▶ **Aim of the exercise**: Count how many lines hold the string "область". Give that number alone.

▶ **Dataset rows**:
►
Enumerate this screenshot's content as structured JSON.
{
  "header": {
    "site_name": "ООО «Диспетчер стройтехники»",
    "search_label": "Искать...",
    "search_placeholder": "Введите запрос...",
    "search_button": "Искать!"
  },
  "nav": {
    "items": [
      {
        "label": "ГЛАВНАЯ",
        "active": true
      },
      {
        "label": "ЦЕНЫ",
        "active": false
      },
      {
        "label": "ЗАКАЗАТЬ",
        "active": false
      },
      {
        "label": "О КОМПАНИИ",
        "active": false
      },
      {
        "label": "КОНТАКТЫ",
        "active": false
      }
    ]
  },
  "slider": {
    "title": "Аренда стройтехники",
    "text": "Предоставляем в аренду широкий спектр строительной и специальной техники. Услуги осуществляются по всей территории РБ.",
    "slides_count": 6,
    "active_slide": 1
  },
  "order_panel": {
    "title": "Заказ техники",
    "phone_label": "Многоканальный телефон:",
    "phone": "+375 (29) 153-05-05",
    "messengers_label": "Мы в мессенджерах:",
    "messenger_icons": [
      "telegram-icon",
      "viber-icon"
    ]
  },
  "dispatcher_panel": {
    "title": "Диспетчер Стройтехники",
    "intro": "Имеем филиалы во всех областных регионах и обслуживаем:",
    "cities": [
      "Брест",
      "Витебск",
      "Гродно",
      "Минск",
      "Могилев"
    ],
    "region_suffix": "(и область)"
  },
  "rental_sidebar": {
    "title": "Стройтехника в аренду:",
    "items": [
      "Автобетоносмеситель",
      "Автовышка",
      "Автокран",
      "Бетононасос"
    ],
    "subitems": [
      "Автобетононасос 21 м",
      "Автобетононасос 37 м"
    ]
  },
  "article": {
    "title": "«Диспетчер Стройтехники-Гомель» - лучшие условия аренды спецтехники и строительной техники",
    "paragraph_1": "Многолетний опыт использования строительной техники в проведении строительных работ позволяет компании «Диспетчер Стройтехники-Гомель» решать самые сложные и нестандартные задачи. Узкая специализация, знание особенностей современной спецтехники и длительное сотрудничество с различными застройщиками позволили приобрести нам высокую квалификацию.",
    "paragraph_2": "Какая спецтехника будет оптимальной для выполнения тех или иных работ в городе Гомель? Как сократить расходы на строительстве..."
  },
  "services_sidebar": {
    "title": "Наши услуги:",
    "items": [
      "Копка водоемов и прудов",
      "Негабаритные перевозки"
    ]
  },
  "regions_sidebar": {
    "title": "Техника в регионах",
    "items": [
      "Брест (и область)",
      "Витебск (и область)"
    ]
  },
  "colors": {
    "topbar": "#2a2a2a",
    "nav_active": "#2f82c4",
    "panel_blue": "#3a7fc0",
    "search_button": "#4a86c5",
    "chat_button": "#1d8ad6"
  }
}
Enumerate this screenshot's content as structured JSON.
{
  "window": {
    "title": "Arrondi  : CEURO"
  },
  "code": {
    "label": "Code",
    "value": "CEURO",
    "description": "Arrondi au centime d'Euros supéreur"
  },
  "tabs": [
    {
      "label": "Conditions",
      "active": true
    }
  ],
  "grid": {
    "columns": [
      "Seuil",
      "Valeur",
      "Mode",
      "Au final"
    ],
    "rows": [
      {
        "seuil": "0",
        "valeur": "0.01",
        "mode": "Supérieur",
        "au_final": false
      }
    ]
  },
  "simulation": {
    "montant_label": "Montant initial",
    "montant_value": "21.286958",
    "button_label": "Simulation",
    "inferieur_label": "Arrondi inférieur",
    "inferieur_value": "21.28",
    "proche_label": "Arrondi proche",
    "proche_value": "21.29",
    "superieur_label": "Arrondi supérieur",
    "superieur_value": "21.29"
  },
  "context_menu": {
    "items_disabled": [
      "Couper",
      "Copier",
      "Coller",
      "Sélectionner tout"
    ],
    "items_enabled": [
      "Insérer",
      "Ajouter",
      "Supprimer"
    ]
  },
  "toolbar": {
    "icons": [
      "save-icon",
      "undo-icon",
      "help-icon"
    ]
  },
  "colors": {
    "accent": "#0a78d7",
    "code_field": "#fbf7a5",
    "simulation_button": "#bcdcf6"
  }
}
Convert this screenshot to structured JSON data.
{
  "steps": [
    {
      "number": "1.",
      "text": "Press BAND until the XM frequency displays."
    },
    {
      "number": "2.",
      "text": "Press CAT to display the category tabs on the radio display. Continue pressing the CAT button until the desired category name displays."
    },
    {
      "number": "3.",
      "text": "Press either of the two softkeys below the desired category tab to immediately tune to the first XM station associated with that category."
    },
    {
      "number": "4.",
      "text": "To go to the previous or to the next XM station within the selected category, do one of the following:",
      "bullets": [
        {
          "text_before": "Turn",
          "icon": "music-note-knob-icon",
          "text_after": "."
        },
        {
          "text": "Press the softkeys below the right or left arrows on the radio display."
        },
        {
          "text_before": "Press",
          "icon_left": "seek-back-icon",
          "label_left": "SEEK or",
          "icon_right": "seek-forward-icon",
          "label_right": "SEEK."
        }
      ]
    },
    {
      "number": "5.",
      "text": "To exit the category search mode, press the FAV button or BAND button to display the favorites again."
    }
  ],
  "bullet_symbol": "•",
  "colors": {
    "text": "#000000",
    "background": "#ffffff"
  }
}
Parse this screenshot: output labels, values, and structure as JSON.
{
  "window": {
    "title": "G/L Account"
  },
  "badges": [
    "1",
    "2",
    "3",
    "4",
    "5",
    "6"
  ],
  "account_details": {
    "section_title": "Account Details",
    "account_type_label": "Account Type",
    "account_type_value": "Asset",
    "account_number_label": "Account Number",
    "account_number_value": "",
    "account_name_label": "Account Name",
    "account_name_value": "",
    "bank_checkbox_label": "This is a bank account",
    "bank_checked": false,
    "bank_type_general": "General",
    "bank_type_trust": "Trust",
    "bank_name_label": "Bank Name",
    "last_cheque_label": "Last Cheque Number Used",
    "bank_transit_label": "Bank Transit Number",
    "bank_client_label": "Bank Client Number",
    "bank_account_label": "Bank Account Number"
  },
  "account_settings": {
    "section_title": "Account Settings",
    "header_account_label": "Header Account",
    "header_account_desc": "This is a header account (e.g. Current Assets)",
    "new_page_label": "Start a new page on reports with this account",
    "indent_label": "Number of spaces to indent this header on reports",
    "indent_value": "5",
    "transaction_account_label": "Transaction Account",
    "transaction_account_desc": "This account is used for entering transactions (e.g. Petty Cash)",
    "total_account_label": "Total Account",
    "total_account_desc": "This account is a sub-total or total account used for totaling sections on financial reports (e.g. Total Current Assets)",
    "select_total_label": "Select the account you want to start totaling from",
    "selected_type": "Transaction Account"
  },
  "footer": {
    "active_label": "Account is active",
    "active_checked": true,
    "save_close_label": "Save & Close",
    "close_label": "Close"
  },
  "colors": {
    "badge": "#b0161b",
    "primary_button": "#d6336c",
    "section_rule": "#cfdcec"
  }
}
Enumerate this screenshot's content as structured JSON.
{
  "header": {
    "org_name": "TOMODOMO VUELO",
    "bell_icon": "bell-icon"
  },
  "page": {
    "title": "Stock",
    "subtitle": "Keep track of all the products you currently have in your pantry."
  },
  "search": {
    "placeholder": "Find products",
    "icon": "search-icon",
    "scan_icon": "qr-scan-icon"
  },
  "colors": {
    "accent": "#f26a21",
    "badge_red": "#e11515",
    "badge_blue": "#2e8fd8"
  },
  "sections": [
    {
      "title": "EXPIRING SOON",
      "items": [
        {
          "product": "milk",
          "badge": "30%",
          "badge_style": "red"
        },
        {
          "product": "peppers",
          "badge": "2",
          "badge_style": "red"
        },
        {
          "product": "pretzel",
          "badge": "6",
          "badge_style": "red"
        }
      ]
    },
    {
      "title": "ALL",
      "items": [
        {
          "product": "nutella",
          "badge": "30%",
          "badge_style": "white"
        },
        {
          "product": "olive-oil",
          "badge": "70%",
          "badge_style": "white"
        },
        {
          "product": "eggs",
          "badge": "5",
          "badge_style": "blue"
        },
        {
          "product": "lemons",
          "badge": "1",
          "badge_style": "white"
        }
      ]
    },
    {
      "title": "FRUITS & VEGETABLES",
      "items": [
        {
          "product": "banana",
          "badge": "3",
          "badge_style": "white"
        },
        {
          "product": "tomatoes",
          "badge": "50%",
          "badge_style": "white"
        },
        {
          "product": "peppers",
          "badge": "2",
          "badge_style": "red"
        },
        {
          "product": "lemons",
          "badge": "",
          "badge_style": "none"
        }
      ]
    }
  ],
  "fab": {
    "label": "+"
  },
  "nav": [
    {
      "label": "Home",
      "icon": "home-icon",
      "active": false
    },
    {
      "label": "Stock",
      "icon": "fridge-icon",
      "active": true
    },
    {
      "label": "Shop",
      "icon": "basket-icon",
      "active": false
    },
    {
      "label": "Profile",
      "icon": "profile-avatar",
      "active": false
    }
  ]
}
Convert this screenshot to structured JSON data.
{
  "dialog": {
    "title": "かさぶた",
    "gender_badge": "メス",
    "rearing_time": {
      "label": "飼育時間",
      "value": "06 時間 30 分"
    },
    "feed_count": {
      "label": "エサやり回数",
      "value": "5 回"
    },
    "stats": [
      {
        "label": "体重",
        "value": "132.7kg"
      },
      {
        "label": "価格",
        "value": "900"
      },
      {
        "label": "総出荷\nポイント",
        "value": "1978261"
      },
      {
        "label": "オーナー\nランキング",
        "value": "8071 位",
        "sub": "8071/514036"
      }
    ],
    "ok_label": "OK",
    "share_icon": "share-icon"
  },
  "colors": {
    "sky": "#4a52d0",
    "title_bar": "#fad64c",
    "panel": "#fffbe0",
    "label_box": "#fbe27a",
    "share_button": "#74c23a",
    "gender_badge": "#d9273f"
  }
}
◄
▶ **Solution to the problem**: 3